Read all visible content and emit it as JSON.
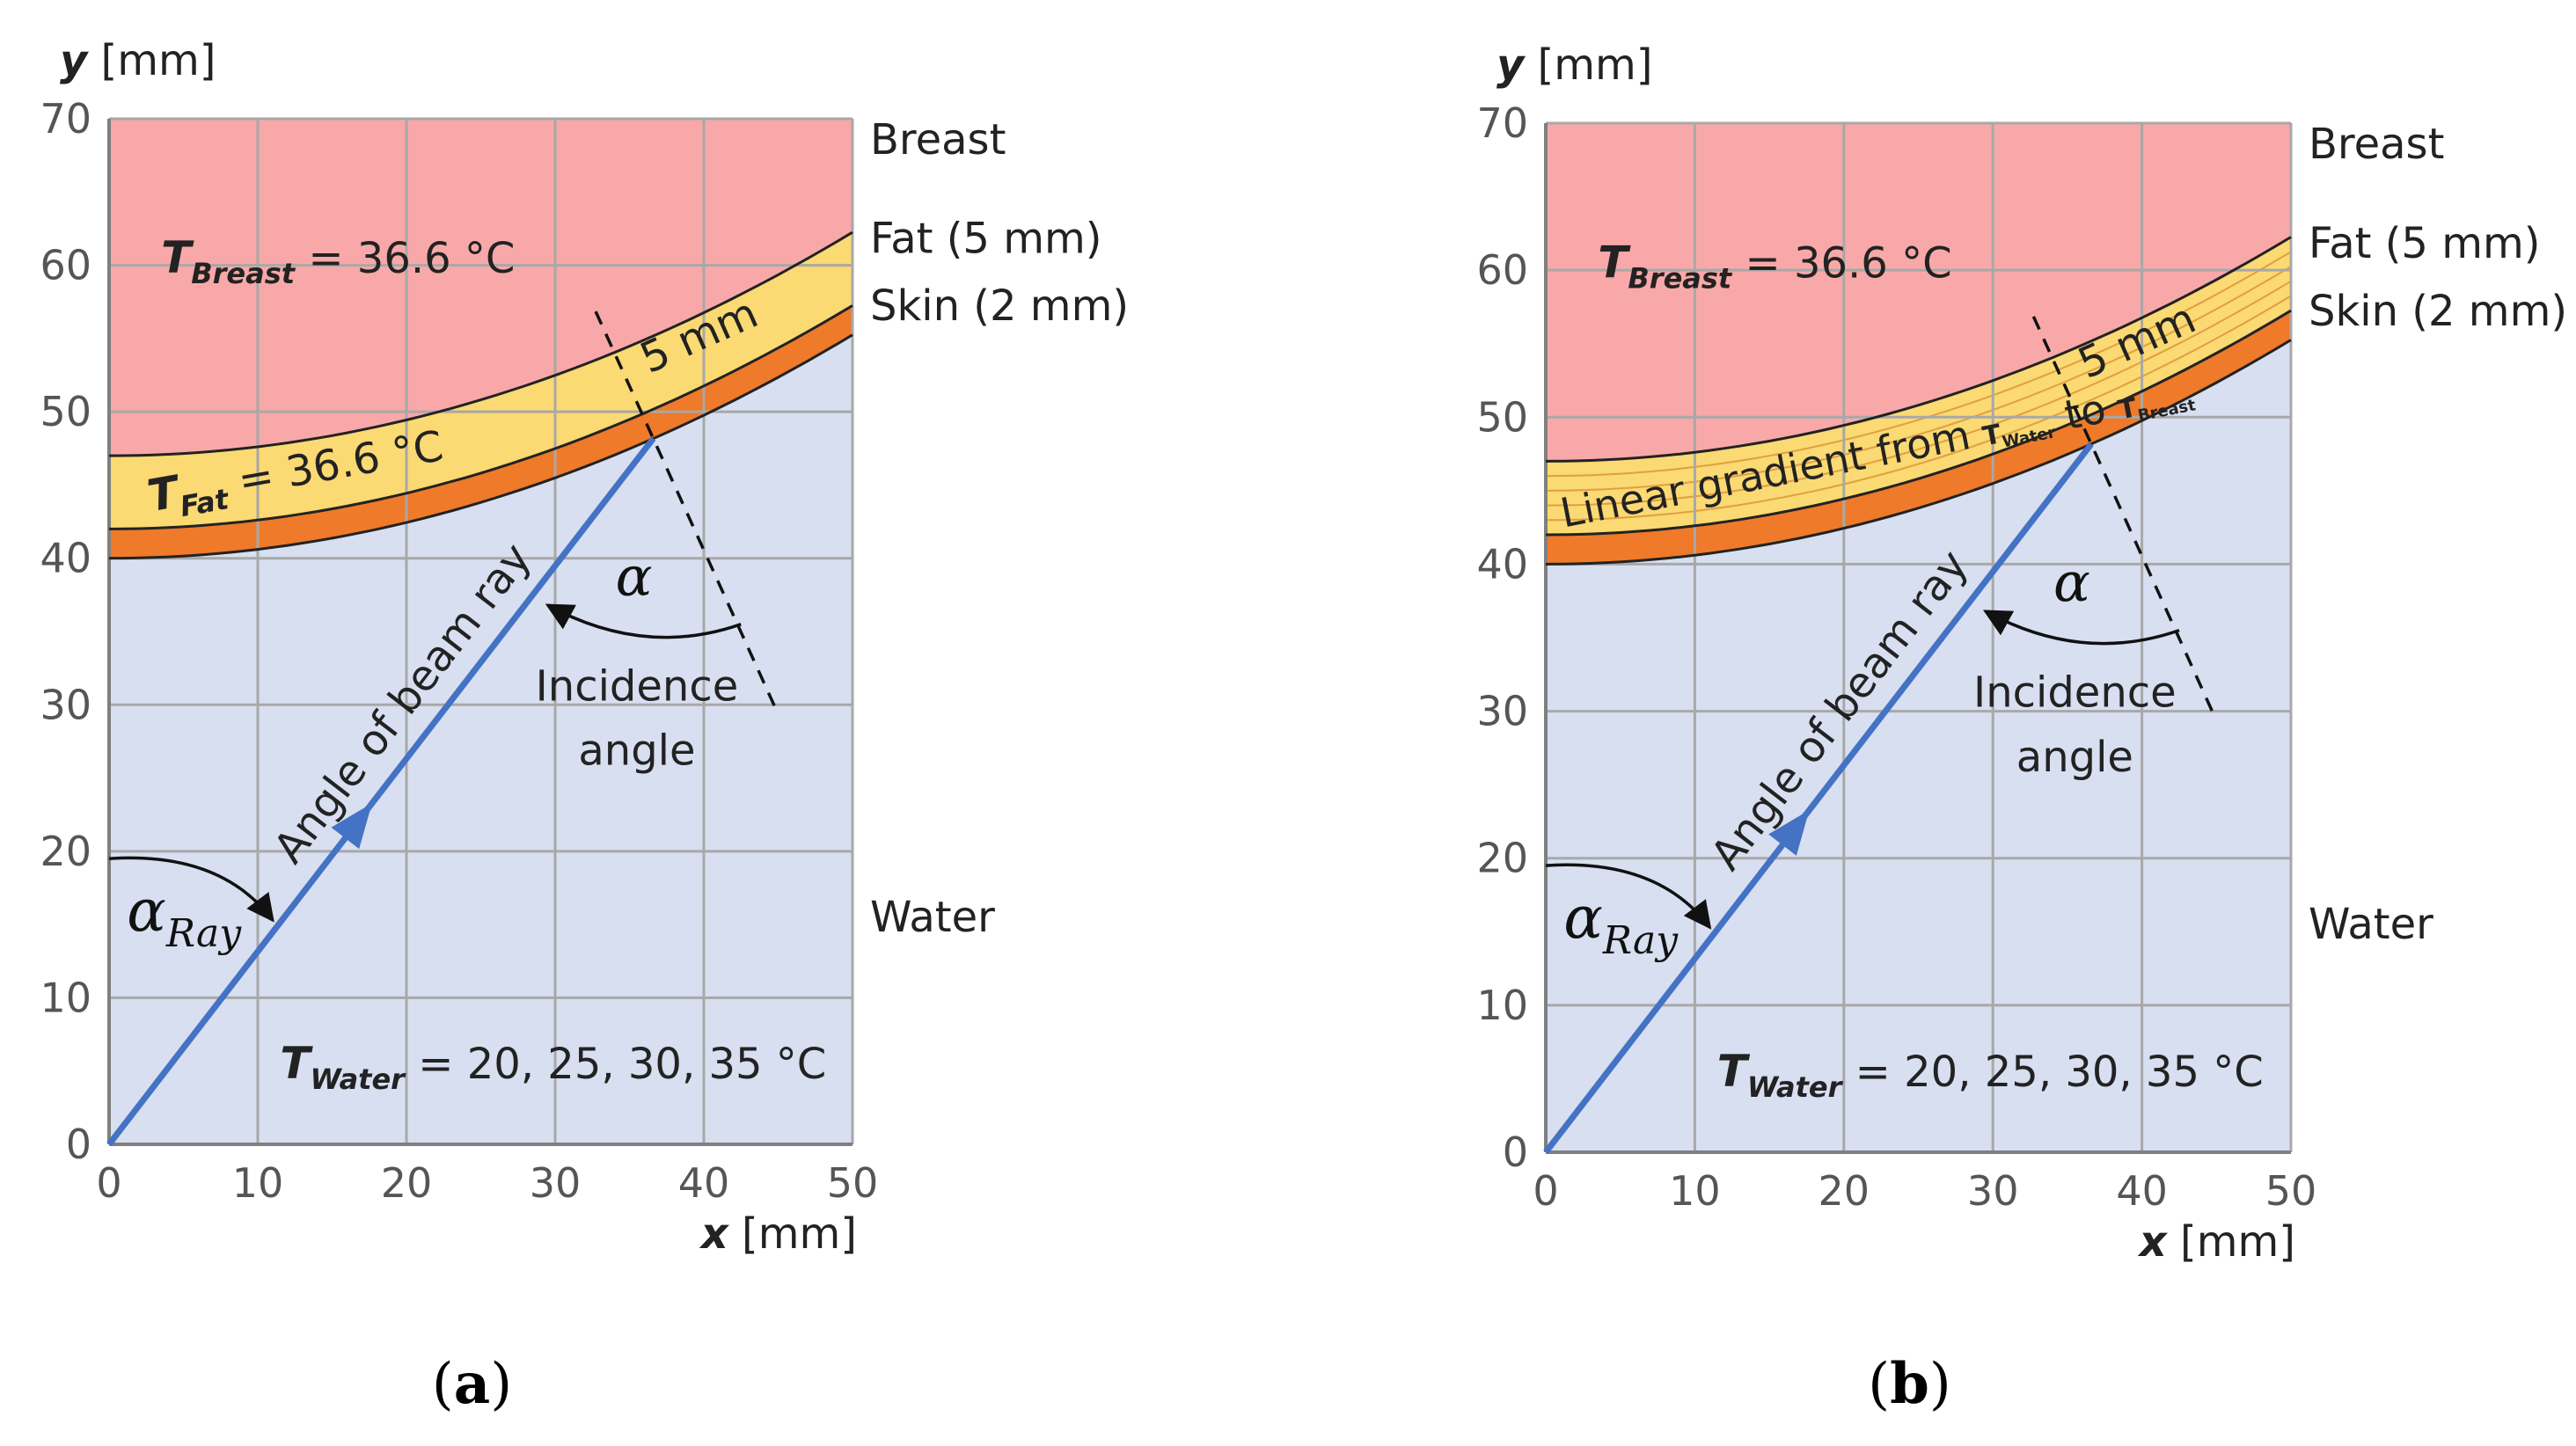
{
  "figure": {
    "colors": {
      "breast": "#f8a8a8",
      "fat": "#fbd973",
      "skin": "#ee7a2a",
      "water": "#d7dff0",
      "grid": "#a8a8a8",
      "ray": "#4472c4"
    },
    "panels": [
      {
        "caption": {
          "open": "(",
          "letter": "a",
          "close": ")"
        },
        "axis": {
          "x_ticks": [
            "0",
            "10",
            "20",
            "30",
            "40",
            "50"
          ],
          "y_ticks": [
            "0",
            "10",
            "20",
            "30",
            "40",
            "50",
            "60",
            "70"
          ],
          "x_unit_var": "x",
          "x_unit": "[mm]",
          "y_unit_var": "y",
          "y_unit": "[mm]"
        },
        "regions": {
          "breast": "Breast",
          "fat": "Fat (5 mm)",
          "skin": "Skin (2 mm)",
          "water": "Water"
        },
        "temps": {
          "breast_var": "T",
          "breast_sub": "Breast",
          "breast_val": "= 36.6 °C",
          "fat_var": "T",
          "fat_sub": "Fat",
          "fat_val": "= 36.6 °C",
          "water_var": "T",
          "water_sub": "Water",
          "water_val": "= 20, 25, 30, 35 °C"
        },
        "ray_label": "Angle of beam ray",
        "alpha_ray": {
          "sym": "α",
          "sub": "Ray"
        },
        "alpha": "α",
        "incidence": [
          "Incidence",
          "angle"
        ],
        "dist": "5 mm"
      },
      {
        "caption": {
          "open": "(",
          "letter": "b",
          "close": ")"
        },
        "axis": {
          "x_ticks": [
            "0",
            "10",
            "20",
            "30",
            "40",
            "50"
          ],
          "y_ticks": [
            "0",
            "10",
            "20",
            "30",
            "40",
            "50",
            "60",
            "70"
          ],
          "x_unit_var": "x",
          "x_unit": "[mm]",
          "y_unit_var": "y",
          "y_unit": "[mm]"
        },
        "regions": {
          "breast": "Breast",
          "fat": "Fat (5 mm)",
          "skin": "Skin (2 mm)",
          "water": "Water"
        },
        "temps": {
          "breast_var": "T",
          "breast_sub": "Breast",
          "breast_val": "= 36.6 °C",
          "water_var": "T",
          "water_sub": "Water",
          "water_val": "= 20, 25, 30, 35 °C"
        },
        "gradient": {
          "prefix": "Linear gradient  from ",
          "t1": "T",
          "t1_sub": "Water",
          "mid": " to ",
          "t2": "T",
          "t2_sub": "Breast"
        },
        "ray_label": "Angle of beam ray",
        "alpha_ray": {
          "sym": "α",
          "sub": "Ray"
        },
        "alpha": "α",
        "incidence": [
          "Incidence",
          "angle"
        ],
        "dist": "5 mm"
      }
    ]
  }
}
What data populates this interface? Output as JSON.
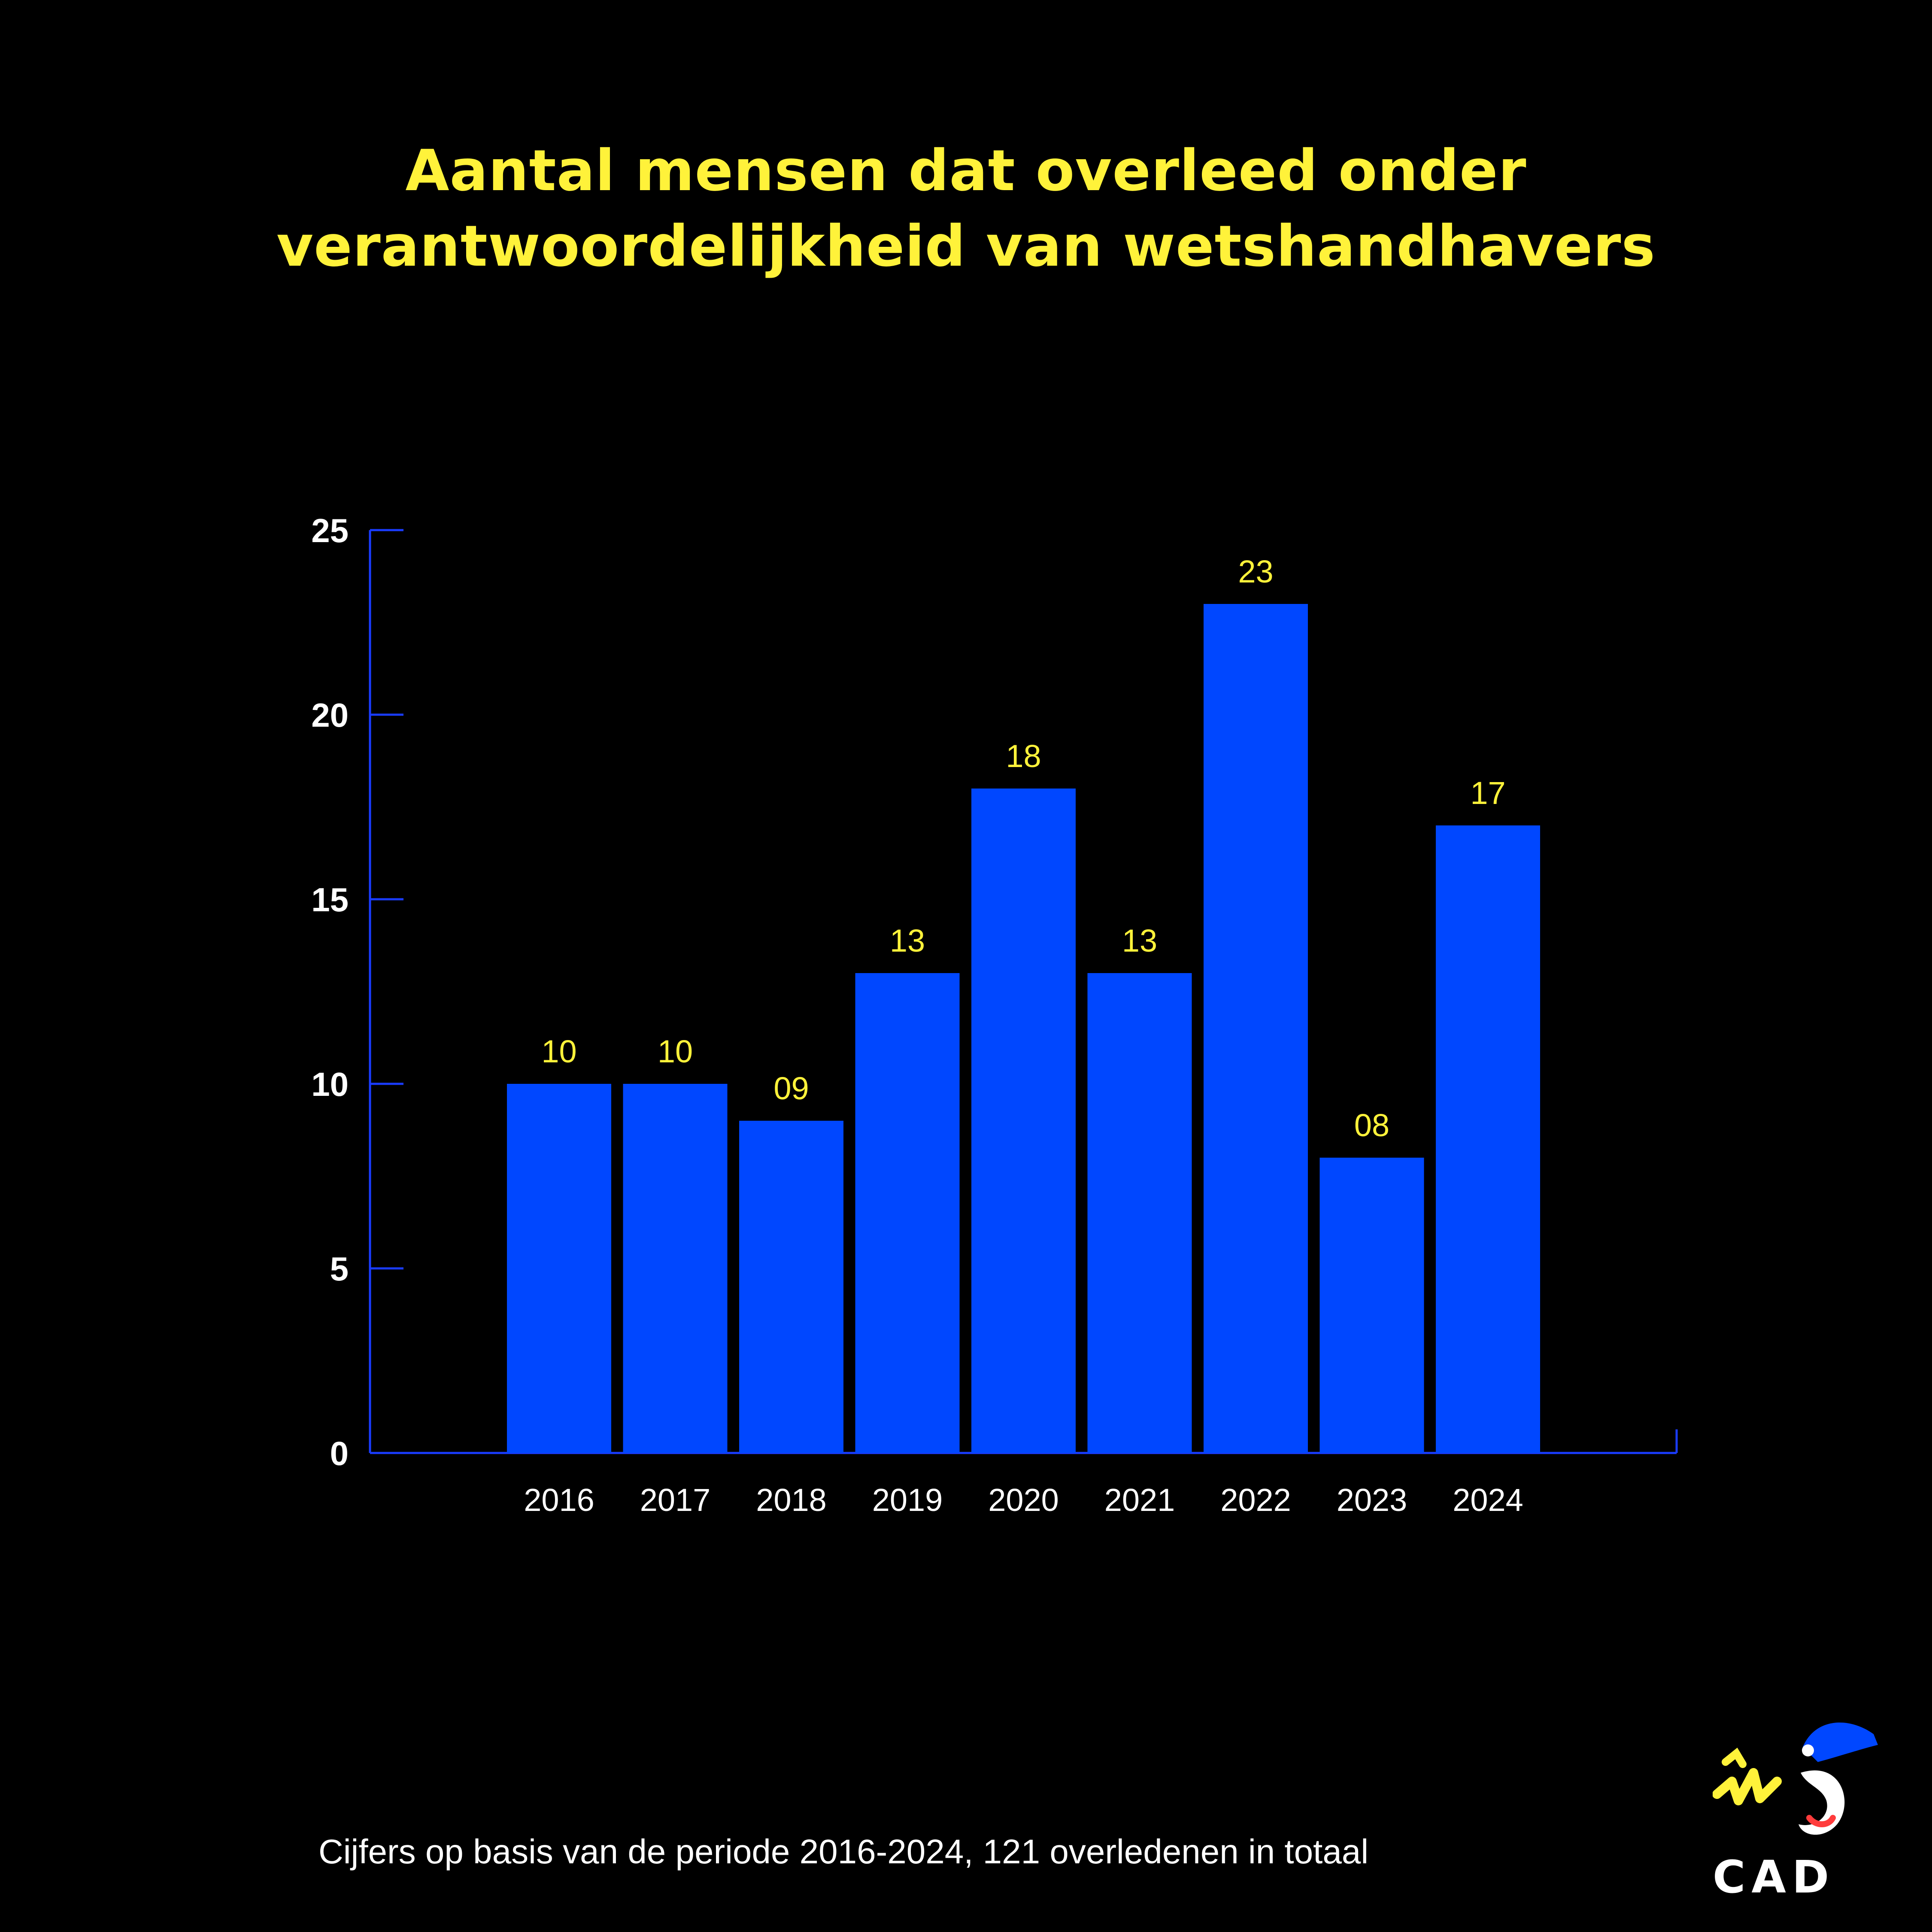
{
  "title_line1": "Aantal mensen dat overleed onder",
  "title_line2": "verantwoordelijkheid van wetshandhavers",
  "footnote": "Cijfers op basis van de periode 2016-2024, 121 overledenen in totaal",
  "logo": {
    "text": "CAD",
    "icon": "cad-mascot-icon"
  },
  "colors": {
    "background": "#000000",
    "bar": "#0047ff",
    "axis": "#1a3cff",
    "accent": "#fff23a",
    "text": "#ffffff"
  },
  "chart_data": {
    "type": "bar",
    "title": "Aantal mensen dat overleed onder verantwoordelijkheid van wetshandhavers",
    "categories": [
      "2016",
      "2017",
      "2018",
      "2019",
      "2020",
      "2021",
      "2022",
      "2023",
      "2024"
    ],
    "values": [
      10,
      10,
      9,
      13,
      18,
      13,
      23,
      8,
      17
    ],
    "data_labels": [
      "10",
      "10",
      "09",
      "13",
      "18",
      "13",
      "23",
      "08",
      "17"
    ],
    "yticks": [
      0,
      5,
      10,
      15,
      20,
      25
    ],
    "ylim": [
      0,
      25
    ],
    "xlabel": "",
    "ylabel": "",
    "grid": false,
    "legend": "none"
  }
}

*Aim*
Which lines above hold the word "gradient"? Copy each of them.

*Solution below*
        "gradient": {
          "prefix": "Linear gradient  from ",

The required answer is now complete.